___ Listed entries

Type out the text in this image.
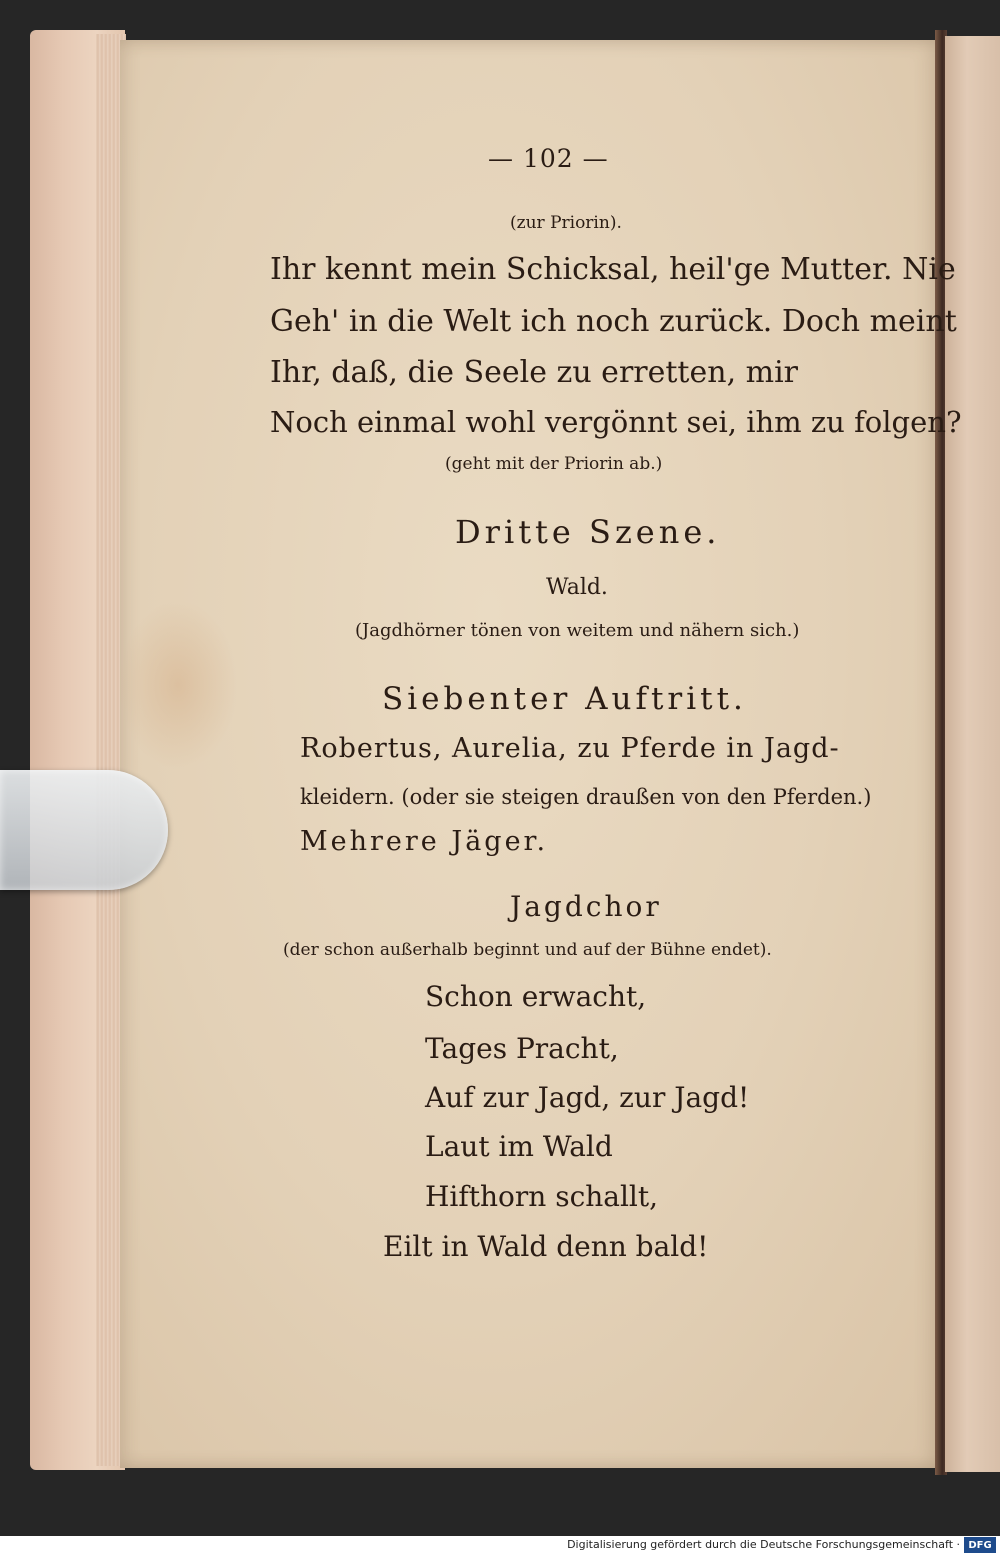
— 102 —
(zur Priorin).
Ihr kennt mein Schicksal, heil'ge Mutter. Nie
Geh' in die Welt ich noch zurück. Doch meint
Ihr, daß, die Seele zu erretten, mir
Noch einmal wohl vergönnt sei, ihm zu folgen?
(geht mit der Priorin ab.)
Dritte Szene.
Wald.
(Jagdhörner tönen von weitem und nähern sich.)
Siebenter Auftritt.
Robertus, Aurelia, zu Pferde in Jagd-
kleidern. (oder sie steigen draußen von den Pferden.)
Mehrere Jäger.
Jagdchor
(der schon außerhalb beginnt und auf der Bühne endet).
Schon erwacht,
Tages Pracht,
Auf zur Jagd, zur Jagd!
Laut im Wald
Hifthorn schallt,
Eilt in Wald denn bald!
Digitalisierung gefördert durch die Deutsche Forschungsgemeinschaft · DFG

______

[Request] Repeat all of the data above word for word, minus the pictures.

[The response]
Type out the text in this image.
— 102 —
(zur Priorin).
Ihr kennt mein Schicksal, heil'ge Mutter. Nie
Geh' in die Welt ich noch zurück. Doch meint
Ihr, daß, die Seele zu erretten, mir
Noch einmal wohl vergönnt sei, ihm zu folgen?
(geht mit der Priorin ab.)
Dritte Szene.
Wald.
(Jagdhörner tönen von weitem und nähern sich.)
Siebenter Auftritt.
Robertus, Aurelia, zu Pferde in Jagd-
kleidern. (oder sie steigen draußen von den Pferden.)
Mehrere Jäger.
Jagdchor
(der schon außerhalb beginnt und auf der Bühne endet).
Schon erwacht,
Tages Pracht,
Auf zur Jagd, zur Jagd!
Laut im Wald
Hifthorn schallt,
Eilt in Wald denn bald!
Digitalisierung gefördert durch die Deutsche Forschungsgemeinschaft · DFG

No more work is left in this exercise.